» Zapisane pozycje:
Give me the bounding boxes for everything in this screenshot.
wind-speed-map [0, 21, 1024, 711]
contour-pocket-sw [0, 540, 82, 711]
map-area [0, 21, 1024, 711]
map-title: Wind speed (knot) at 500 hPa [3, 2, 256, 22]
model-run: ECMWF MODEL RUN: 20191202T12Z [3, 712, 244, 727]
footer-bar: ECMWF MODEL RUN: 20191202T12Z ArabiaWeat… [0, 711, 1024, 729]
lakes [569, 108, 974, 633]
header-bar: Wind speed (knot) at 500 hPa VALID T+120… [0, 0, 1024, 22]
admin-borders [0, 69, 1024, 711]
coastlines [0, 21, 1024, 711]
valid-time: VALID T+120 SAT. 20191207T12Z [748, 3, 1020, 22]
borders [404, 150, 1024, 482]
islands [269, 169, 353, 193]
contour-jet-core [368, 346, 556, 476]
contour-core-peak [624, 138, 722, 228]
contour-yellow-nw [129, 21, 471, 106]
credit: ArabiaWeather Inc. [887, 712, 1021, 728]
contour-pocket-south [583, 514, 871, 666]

» ZADANE POLECENIE: Proszę powielić wszystkie powyższe rekordy wiersz po wierszu, bez żadnej zmiany.

» WYNIK ĆWICZENIA:
Give me the bounding boxes for everything in this screenshot.
wind-speed-map [0, 21, 1024, 711]
contour-pocket-sw [0, 540, 82, 711]
map-area [0, 21, 1024, 711]
map-title: Wind speed (knot) at 500 hPa [3, 2, 256, 22]
model-run: ECMWF MODEL RUN: 20191202T12Z [3, 712, 244, 727]
footer-bar: ECMWF MODEL RUN: 20191202T12Z ArabiaWeat… [0, 711, 1024, 729]
lakes [569, 108, 974, 633]
header-bar: Wind speed (knot) at 500 hPa VALID T+120… [0, 0, 1024, 22]
admin-borders [0, 69, 1024, 711]
coastlines [0, 21, 1024, 711]
valid-time: VALID T+120 SAT. 20191207T12Z [748, 3, 1020, 22]
borders [404, 150, 1024, 482]
islands [269, 169, 353, 193]
contour-jet-core [368, 346, 556, 476]
contour-core-peak [624, 138, 722, 228]
contour-yellow-nw [129, 21, 471, 106]
credit: ArabiaWeather Inc. [887, 712, 1021, 728]
contour-pocket-south [583, 514, 871, 666]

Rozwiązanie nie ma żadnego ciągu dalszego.